EXERCISE DETAILS :: Gather the lines from the material that contain "JSON".

Dataset entries on figures ::
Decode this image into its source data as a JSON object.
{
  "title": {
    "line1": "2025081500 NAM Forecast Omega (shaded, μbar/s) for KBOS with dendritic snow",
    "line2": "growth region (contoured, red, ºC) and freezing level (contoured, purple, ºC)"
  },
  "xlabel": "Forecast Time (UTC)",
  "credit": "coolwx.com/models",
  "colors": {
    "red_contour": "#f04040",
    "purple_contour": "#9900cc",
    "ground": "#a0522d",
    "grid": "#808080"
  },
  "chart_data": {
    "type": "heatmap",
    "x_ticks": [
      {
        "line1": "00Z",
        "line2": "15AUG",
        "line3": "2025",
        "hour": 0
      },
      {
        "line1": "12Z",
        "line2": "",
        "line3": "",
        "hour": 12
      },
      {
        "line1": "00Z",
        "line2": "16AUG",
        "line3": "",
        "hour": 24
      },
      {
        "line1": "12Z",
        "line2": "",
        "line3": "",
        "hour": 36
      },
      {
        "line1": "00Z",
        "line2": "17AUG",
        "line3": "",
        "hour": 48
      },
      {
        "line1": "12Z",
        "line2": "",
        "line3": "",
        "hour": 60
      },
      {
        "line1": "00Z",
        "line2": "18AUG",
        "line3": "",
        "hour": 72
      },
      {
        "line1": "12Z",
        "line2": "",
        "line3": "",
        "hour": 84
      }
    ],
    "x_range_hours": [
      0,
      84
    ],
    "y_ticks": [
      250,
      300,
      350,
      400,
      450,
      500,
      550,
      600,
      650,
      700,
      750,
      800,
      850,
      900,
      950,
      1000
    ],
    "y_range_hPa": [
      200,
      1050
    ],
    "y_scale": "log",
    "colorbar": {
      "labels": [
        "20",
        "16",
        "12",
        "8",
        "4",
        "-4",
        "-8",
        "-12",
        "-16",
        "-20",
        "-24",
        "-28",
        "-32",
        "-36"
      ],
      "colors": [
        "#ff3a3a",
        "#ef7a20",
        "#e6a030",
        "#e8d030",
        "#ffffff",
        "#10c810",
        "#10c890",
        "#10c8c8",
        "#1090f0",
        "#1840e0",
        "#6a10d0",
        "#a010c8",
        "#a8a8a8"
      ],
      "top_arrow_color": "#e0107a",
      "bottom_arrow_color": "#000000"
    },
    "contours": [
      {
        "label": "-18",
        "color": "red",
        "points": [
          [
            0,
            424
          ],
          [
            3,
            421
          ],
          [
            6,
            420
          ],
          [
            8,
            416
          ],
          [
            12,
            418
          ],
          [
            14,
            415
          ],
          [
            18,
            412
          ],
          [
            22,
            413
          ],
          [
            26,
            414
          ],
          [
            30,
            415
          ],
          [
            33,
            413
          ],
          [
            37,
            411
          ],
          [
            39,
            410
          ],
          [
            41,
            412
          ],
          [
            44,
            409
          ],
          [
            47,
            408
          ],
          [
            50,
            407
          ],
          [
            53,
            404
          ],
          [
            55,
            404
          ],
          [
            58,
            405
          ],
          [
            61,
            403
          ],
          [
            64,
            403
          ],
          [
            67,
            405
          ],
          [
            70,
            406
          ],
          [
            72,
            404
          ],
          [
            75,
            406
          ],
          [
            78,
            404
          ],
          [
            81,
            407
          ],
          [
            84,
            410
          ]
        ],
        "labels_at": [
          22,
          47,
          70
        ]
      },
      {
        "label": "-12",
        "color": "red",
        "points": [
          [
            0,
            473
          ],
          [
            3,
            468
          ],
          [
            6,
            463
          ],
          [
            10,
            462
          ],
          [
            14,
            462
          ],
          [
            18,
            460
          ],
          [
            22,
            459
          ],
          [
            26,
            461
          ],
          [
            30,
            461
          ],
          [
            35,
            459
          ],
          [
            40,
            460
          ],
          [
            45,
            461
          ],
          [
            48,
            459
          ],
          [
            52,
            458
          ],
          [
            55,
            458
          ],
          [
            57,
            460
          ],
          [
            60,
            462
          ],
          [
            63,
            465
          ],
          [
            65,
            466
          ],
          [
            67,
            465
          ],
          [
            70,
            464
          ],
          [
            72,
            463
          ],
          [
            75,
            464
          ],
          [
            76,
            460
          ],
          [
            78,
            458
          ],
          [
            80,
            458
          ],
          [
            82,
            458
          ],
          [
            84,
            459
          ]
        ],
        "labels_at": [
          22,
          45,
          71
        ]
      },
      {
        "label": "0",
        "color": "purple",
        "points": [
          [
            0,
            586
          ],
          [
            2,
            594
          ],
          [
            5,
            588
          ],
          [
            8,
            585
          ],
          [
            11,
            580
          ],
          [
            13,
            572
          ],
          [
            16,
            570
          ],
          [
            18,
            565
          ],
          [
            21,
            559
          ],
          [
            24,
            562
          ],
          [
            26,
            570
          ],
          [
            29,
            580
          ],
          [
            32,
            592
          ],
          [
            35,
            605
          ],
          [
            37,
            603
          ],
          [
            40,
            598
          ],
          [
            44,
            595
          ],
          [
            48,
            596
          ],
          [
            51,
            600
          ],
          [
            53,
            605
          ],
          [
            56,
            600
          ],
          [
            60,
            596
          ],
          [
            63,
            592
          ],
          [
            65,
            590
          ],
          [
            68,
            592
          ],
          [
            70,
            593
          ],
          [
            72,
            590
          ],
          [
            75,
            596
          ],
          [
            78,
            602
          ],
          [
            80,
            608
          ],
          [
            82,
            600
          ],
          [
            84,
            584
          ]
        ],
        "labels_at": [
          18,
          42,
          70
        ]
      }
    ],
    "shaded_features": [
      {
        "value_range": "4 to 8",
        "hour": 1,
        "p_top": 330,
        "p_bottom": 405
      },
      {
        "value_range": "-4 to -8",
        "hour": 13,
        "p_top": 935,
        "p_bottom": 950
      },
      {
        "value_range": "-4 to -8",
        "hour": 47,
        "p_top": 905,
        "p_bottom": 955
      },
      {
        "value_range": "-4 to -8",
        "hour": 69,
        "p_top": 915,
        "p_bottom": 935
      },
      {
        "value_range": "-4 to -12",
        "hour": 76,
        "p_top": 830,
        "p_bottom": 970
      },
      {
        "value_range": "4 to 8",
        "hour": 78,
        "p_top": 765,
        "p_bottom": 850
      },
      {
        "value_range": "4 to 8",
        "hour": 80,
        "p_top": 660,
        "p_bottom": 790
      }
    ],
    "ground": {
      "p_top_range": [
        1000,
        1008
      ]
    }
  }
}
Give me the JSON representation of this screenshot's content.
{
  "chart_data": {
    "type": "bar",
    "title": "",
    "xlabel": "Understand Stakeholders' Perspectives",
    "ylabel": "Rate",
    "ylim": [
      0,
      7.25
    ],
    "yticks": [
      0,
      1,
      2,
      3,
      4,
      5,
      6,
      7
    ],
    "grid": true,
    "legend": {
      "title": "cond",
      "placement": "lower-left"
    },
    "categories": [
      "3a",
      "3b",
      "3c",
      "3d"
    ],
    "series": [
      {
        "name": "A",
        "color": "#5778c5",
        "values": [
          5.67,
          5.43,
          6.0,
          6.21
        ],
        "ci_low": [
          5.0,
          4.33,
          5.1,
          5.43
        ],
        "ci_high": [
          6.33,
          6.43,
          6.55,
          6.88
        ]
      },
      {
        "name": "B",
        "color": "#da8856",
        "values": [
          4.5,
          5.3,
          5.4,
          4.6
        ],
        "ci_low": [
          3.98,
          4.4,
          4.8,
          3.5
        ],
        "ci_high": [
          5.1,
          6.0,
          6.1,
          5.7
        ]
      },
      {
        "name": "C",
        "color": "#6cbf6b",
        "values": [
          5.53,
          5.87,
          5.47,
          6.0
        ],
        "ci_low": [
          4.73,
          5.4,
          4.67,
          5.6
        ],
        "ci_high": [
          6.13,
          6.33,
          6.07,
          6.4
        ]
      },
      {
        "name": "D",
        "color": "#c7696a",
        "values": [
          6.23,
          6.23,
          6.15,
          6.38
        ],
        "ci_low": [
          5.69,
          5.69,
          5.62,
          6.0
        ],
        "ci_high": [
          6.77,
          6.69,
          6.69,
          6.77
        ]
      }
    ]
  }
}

COMPLETED EXERCISE ::
Decode this image into its source data as a JSON object.
Give me the JSON representation of this screenshot's content.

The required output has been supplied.